-- START Exercise inputs --

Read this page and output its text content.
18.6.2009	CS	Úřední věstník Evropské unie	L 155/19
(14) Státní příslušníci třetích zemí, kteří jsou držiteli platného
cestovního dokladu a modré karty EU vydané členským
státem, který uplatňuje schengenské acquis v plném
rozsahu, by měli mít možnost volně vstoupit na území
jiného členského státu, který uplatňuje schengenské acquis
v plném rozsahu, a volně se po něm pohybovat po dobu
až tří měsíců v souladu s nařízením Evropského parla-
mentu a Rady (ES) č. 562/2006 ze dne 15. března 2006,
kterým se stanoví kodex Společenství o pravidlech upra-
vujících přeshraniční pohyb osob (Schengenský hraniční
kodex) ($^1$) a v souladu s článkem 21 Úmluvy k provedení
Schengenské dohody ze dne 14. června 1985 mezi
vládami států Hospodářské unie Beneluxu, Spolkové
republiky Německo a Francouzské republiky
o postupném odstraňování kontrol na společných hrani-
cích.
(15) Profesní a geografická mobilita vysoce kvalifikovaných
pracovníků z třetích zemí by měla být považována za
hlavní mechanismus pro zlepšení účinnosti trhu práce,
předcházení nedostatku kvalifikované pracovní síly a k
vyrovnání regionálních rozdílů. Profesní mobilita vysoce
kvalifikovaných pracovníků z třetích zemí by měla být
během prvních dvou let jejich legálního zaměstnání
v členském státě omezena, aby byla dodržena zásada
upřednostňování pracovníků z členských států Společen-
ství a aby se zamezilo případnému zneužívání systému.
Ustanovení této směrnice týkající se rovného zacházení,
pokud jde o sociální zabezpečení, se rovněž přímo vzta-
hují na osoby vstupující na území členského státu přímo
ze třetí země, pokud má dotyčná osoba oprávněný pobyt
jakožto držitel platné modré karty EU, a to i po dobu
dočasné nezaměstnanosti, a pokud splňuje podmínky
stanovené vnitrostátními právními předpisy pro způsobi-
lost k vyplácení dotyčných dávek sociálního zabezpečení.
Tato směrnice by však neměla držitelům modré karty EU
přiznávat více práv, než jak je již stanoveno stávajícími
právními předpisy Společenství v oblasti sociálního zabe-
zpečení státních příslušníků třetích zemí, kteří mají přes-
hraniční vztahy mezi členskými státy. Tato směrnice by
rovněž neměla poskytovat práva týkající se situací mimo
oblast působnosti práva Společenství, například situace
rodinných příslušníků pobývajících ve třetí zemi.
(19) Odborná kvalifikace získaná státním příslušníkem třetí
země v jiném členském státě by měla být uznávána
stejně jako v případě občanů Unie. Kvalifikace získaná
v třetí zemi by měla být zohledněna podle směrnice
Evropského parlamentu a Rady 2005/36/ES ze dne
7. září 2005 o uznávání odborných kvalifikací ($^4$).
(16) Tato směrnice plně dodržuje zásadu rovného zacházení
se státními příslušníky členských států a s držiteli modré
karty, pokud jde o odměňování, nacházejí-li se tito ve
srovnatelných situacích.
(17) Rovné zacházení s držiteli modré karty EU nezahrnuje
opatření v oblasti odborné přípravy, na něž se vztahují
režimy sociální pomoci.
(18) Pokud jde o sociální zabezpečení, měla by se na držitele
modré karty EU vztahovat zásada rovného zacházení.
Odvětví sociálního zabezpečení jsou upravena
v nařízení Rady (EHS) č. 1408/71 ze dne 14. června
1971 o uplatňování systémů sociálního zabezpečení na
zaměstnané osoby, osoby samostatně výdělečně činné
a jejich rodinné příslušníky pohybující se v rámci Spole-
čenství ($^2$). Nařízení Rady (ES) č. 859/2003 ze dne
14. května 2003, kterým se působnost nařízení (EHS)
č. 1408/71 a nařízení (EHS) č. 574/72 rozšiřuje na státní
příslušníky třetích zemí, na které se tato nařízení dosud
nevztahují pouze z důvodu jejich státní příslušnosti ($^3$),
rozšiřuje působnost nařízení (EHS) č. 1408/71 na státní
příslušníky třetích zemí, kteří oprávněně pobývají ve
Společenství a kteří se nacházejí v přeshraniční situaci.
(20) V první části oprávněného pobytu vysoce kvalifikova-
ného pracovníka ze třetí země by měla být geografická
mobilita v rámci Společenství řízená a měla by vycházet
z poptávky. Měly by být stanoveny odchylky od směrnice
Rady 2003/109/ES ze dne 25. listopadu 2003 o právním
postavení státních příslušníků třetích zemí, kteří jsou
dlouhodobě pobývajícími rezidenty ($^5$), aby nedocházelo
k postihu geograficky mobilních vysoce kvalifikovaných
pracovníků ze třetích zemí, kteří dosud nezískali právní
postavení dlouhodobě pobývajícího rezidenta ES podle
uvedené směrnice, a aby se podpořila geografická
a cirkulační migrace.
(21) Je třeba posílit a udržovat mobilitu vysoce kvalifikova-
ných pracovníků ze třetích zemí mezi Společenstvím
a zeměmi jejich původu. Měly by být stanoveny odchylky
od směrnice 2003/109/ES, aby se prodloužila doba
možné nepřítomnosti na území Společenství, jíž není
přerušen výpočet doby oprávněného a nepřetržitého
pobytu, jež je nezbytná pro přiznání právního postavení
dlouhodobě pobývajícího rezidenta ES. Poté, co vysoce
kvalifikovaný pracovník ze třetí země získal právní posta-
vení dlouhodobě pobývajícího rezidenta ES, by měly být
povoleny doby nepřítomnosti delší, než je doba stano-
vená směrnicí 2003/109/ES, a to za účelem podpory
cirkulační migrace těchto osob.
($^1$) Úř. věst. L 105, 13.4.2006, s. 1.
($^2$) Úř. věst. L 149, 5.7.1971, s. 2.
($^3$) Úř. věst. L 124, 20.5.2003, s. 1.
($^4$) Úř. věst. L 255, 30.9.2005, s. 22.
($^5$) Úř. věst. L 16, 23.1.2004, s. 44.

-- END Exercise inputs --

# Given problem:
Return all of the data exactly as it reads.

# The result:
Read this page and output its text content.
18.6.2009	CS	Úřední věstník Evropské unie	L 155/19
(14) Státní příslušníci třetích zemí, kteří jsou držiteli platného
cestovního dokladu a modré karty EU vydané členským
státem, který uplatňuje schengenské acquis v plném
rozsahu, by měli mít možnost volně vstoupit na území
jiného členského státu, který uplatňuje schengenské acquis
v plném rozsahu, a volně se po něm pohybovat po dobu
až tří měsíců v souladu s nařízením Evropského parla-
mentu a Rady (ES) č. 562/2006 ze dne 15. března 2006,
kterým se stanoví kodex Společenství o pravidlech upra-
vujících přeshraniční pohyb osob (Schengenský hraniční
kodex) ($^1$) a v souladu s článkem 21 Úmluvy k provedení
Schengenské dohody ze dne 14. června 1985 mezi
vládami států Hospodářské unie Beneluxu, Spolkové
republiky Německo a Francouzské republiky
o postupném odstraňování kontrol na společných hrani-
cích.
(15) Profesní a geografická mobilita vysoce kvalifikovaných
pracovníků z třetích zemí by měla být považována za
hlavní mechanismus pro zlepšení účinnosti trhu práce,
předcházení nedostatku kvalifikované pracovní síly a k
vyrovnání regionálních rozdílů. Profesní mobilita vysoce
kvalifikovaných pracovníků z třetích zemí by měla být
během prvních dvou let jejich legálního zaměstnání
v členském státě omezena, aby byla dodržena zásada
upřednostňování pracovníků z členských států Společen-
ství a aby se zamezilo případnému zneužívání systému.
Ustanovení této směrnice týkající se rovného zacházení,
pokud jde o sociální zabezpečení, se rovněž přímo vzta-
hují na osoby vstupující na území členského státu přímo
ze třetí země, pokud má dotyčná osoba oprávněný pobyt
jakožto držitel platné modré karty EU, a to i po dobu
dočasné nezaměstnanosti, a pokud splňuje podmínky
stanovené vnitrostátními právními předpisy pro způsobi-
lost k vyplácení dotyčných dávek sociálního zabezpečení.
Tato směrnice by však neměla držitelům modré karty EU
přiznávat více práv, než jak je již stanoveno stávajícími
právními předpisy Společenství v oblasti sociálního zabe-
zpečení státních příslušníků třetích zemí, kteří mají přes-
hraniční vztahy mezi členskými státy. Tato směrnice by
rovněž neměla poskytovat práva týkající se situací mimo
oblast působnosti práva Společenství, například situace
rodinných příslušníků pobývajících ve třetí zemi.
(19) Odborná kvalifikace získaná státním příslušníkem třetí
země v jiném členském státě by měla být uznávána
stejně jako v případě občanů Unie. Kvalifikace získaná
v třetí zemi by měla být zohledněna podle směrnice
Evropského parlamentu a Rady 2005/36/ES ze dne
7. září 2005 o uznávání odborných kvalifikací ($^4$).
(16) Tato směrnice plně dodržuje zásadu rovného zacházení
se státními příslušníky členských států a s držiteli modré
karty, pokud jde o odměňování, nacházejí-li se tito ve
srovnatelných situacích.
(17) Rovné zacházení s držiteli modré karty EU nezahrnuje
opatření v oblasti odborné přípravy, na něž se vztahují
režimy sociální pomoci.
(18) Pokud jde o sociální zabezpečení, měla by se na držitele
modré karty EU vztahovat zásada rovného zacházení.
Odvětví sociálního zabezpečení jsou upravena
v nařízení Rady (EHS) č. 1408/71 ze dne 14. června
1971 o uplatňování systémů sociálního zabezpečení na
zaměstnané osoby, osoby samostatně výdělečně činné
a jejich rodinné příslušníky pohybující se v rámci Spole-
čenství ($^2$). Nařízení Rady (ES) č. 859/2003 ze dne
14. května 2003, kterým se působnost nařízení (EHS)
č. 1408/71 a nařízení (EHS) č. 574/72 rozšiřuje na státní
příslušníky třetích zemí, na které se tato nařízení dosud
nevztahují pouze z důvodu jejich státní příslušnosti ($^3$),
rozšiřuje působnost nařízení (EHS) č. 1408/71 na státní
příslušníky třetích zemí, kteří oprávněně pobývají ve
Společenství a kteří se nacházejí v přeshraniční situaci.
(20) V první části oprávněného pobytu vysoce kvalifikova-
ného pracovníka ze třetí země by měla být geografická
mobilita v rámci Společenství řízená a měla by vycházet
z poptávky. Měly by být stanoveny odchylky od směrnice
Rady 2003/109/ES ze dne 25. listopadu 2003 o právním
postavení státních příslušníků třetích zemí, kteří jsou
dlouhodobě pobývajícími rezidenty ($^5$), aby nedocházelo
k postihu geograficky mobilních vysoce kvalifikovaných
pracovníků ze třetích zemí, kteří dosud nezískali právní
postavení dlouhodobě pobývajícího rezidenta ES podle
uvedené směrnice, a aby se podpořila geografická
a cirkulační migrace.
(21) Je třeba posílit a udržovat mobilitu vysoce kvalifikova-
ných pracovníků ze třetích zemí mezi Společenstvím
a zeměmi jejich původu. Měly by být stanoveny odchylky
od směrnice 2003/109/ES, aby se prodloužila doba
možné nepřítomnosti na území Společenství, jíž není
přerušen výpočet doby oprávněného a nepřetržitého
pobytu, jež je nezbytná pro přiznání právního postavení
dlouhodobě pobývajícího rezidenta ES. Poté, co vysoce
kvalifikovaný pracovník ze třetí země získal právní posta-
vení dlouhodobě pobývajícího rezidenta ES, by měly být
povoleny doby nepřítomnosti delší, než je doba stano-
vená směrnicí 2003/109/ES, a to za účelem podpory
cirkulační migrace těchto osob.
($^1$) Úř. věst. L 105, 13.4.2006, s. 1.
($^2$) Úř. věst. L 149, 5.7.1971, s. 2.
($^3$) Úř. věst. L 124, 20.5.2003, s. 1.
($^4$) Úř. věst. L 255, 30.9.2005, s. 22.
($^5$) Úř. věst. L 16, 23.1.2004, s. 44.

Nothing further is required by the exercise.